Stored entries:
● ● ●

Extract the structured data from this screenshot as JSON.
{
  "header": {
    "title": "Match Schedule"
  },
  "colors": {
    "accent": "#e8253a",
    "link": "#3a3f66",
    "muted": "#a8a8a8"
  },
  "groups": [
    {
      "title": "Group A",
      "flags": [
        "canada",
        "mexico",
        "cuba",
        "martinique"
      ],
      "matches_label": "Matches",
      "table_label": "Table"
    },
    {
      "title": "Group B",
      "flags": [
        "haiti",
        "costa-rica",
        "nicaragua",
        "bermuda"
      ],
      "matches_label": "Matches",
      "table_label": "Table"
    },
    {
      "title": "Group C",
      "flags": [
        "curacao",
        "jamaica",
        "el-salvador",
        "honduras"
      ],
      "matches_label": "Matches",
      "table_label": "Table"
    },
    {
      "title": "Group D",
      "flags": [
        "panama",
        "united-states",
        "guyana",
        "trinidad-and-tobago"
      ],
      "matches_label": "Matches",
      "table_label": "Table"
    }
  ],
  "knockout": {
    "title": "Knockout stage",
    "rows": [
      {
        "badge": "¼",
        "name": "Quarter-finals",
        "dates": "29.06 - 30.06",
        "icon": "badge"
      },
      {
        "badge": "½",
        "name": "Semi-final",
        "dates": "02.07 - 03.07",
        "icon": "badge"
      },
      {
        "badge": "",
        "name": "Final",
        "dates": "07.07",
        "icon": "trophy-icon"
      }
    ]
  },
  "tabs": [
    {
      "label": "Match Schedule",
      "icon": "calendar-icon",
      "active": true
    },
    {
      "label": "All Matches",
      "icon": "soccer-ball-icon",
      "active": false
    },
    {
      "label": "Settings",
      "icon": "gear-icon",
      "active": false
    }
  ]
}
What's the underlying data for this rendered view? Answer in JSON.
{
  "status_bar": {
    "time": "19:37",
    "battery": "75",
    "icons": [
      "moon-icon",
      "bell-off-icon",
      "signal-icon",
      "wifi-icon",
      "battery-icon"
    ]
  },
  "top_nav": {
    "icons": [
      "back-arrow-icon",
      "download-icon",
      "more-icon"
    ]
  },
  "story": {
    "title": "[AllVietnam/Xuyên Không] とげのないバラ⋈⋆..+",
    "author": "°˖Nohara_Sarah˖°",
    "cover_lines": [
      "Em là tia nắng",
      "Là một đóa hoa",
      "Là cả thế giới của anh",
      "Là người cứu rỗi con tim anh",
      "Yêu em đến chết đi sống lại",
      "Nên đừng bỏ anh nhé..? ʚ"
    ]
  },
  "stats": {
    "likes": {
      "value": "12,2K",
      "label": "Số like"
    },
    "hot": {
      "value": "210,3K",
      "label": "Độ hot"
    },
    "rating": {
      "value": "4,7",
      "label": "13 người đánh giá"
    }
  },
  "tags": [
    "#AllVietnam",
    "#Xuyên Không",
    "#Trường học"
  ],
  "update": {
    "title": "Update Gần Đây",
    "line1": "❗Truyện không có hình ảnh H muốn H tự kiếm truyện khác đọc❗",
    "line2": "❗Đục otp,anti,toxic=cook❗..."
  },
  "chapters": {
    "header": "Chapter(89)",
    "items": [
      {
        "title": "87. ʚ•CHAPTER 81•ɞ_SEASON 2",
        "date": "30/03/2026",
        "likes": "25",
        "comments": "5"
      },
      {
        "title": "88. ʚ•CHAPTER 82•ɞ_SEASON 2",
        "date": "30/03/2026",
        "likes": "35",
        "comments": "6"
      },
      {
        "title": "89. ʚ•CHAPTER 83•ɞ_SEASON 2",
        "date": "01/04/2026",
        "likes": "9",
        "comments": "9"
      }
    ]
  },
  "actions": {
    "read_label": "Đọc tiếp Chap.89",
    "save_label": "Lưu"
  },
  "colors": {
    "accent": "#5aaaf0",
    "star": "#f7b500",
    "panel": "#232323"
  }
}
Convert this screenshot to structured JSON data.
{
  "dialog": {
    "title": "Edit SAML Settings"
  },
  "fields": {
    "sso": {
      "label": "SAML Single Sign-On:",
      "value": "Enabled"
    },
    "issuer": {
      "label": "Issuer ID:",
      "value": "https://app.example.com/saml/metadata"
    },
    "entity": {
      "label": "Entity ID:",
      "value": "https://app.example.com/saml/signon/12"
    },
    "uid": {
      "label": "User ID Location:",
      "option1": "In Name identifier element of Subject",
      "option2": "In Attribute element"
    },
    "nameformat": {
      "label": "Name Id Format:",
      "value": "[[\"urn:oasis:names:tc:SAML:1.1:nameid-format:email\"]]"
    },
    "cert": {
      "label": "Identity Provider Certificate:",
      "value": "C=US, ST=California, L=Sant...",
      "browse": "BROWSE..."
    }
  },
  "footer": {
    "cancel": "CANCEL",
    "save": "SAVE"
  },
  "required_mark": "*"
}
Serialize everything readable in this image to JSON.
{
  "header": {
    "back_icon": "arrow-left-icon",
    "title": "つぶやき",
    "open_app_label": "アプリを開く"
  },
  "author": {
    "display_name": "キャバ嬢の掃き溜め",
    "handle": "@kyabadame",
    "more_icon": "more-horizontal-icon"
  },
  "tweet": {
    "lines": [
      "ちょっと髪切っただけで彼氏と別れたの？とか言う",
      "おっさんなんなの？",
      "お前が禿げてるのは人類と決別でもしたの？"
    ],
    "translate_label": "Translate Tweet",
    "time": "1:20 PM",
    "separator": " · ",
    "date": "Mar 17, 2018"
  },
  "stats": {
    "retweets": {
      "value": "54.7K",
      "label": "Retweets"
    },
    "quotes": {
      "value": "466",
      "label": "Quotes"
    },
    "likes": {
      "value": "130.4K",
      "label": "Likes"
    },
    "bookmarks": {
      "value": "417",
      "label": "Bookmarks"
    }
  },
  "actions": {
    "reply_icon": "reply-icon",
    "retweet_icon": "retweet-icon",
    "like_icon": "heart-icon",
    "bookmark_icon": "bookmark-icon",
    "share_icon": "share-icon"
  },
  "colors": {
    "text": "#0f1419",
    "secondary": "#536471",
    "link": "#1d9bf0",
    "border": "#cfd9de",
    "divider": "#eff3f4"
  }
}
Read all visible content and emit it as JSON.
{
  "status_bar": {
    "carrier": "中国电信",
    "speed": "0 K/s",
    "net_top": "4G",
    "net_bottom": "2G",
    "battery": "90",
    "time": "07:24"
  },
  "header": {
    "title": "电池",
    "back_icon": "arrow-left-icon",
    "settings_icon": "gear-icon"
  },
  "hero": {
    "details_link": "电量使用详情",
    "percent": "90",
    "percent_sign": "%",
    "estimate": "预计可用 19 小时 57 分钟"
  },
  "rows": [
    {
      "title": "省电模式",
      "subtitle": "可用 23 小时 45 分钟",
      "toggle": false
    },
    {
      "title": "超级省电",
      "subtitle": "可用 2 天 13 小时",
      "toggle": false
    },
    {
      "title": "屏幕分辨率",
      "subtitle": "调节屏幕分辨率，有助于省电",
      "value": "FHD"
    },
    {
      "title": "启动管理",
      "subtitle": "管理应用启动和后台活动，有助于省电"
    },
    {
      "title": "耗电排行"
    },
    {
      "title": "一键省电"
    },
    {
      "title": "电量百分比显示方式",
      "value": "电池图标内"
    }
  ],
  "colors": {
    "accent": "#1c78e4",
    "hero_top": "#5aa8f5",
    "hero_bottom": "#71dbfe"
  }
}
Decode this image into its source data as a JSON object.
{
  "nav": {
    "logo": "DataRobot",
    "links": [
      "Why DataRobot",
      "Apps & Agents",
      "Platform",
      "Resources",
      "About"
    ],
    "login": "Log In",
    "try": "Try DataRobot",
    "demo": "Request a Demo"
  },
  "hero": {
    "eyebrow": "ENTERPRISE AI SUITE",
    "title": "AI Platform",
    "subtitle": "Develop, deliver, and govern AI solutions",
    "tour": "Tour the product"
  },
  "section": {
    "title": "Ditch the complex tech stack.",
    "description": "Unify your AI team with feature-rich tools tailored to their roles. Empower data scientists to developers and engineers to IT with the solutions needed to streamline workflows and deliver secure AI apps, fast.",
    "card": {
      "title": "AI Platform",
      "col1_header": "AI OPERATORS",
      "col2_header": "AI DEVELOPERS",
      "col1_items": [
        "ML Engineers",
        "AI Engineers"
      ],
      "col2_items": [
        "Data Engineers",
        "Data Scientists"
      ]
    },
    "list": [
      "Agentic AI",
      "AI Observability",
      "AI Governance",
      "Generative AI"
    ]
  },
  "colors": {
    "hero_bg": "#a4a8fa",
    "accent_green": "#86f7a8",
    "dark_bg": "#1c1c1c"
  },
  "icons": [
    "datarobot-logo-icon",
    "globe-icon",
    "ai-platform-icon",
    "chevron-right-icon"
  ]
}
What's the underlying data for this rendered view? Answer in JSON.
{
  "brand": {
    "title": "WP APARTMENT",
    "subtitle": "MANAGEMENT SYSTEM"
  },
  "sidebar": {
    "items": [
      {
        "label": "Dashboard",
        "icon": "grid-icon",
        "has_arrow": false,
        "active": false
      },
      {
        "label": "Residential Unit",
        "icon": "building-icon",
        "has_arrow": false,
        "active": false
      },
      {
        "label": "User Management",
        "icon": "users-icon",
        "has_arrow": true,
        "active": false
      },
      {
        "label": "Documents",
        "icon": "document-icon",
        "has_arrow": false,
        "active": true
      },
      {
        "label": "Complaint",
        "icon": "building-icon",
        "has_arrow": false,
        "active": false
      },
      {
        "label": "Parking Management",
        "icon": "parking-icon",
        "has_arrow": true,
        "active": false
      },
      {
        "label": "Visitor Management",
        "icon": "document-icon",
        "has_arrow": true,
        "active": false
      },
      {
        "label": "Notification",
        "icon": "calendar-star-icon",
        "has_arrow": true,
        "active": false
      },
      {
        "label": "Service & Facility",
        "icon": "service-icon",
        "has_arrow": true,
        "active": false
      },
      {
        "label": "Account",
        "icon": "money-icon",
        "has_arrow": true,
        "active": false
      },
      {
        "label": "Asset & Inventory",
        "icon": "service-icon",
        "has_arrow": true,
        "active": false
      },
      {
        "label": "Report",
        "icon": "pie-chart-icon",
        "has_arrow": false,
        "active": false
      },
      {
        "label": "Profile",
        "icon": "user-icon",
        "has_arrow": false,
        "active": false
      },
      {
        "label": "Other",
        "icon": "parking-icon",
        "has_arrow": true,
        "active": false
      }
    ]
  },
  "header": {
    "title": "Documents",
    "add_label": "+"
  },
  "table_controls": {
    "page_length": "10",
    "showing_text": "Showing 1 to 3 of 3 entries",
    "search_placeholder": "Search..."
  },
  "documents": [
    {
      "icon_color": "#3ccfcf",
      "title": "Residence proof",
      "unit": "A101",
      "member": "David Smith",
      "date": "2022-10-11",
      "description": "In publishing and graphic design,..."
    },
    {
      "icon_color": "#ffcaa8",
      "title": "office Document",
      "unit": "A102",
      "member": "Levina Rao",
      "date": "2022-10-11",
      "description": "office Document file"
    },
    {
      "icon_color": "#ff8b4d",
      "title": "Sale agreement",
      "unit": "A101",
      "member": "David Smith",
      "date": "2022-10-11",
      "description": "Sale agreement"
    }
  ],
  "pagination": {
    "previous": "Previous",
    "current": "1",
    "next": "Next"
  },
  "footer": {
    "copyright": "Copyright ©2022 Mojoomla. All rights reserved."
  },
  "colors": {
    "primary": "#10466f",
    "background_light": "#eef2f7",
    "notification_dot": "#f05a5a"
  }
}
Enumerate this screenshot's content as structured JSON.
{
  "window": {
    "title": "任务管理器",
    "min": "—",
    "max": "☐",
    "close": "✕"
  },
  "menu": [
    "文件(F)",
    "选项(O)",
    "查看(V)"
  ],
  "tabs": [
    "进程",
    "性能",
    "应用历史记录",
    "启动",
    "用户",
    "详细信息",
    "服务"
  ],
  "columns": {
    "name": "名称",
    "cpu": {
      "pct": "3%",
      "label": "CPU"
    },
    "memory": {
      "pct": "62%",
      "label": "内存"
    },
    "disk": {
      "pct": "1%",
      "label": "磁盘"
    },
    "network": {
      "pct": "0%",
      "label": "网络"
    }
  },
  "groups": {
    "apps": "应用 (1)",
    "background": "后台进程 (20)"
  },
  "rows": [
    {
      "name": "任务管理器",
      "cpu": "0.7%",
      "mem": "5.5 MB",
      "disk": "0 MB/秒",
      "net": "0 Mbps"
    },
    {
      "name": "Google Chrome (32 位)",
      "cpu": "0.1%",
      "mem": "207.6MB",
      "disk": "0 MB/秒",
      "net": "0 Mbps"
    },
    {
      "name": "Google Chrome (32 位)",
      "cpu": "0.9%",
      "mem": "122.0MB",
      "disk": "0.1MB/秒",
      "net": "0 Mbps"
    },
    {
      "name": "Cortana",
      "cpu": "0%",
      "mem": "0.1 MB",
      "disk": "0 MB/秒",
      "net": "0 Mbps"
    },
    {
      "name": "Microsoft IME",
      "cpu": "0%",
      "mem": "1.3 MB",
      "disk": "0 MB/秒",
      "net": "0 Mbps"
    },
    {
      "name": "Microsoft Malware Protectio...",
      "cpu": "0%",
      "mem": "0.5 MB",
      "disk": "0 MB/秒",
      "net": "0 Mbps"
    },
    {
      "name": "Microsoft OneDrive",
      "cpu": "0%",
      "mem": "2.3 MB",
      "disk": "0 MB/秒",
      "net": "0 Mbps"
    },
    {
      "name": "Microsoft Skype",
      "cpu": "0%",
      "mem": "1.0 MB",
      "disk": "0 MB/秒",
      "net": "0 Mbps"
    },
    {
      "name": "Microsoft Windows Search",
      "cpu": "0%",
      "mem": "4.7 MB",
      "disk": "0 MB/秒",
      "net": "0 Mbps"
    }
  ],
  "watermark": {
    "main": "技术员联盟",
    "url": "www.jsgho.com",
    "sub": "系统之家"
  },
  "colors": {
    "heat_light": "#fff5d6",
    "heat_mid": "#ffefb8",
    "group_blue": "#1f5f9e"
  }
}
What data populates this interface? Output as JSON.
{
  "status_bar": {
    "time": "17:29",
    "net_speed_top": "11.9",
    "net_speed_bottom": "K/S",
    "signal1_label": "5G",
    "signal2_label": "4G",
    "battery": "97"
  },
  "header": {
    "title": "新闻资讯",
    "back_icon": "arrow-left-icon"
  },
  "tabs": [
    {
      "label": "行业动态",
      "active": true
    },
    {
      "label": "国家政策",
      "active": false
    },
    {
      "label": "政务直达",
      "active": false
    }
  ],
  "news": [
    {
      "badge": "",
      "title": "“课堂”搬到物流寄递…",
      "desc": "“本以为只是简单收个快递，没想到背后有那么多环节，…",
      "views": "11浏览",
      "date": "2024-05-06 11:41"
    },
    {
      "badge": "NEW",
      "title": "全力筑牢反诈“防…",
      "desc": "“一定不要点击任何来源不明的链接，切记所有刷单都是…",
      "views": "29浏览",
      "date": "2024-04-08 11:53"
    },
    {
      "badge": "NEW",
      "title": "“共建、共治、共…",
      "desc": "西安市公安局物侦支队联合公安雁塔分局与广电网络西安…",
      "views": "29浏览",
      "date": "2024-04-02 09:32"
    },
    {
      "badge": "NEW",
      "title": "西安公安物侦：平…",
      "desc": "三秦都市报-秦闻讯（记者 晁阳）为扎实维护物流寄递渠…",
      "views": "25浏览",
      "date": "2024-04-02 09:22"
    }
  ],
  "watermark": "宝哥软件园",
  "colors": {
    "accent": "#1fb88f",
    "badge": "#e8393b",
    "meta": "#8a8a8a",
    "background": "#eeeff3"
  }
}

● ● ●

▶ What you have to do
Above are the records; copy exactly the lines from the one with "What data populates" through the final line.

▶ Correct result
What data populates this interface? Output as JSON.
{
  "status_bar": {
    "time": "17:29",
    "net_speed_top": "11.9",
    "net_speed_bottom": "K/S",
    "signal1_label": "5G",
    "signal2_label": "4G",
    "battery": "97"
  },
  "header": {
    "title": "新闻资讯",
    "back_icon": "arrow-left-icon"
  },
  "tabs": [
    {
      "label": "行业动态",
      "active": true
    },
    {
      "label": "国家政策",
      "active": false
    },
    {
      "label": "政务直达",
      "active": false
    }
  ],
  "news": [
    {
      "badge": "",
      "title": "“课堂”搬到物流寄递…",
      "desc": "“本以为只是简单收个快递，没想到背后有那么多环节，…",
      "views": "11浏览",
      "date": "2024-05-06 11:41"
    },
    {
      "badge": "NEW",
      "title": "全力筑牢反诈“防…",
      "desc": "“一定不要点击任何来源不明的链接，切记所有刷单都是…",
      "views": "29浏览",
      "date": "2024-04-08 11:53"
    },
    {
      "badge": "NEW",
      "title": "“共建、共治、共…",
      "desc": "西安市公安局物侦支队联合公安雁塔分局与广电网络西安…",
      "views": "29浏览",
      "date": "2024-04-02 09:32"
    },
    {
      "badge": "NEW",
      "title": "西安公安物侦：平…",
      "desc": "三秦都市报-秦闻讯（记者 晁阳）为扎实维护物流寄递渠…",
      "views": "25浏览",
      "date": "2024-04-02 09:22"
    }
  ],
  "watermark": "宝哥软件园",
  "colors": {
    "accent": "#1fb88f",
    "badge": "#e8393b",
    "meta": "#8a8a8a",
    "background": "#eeeff3"
  }
}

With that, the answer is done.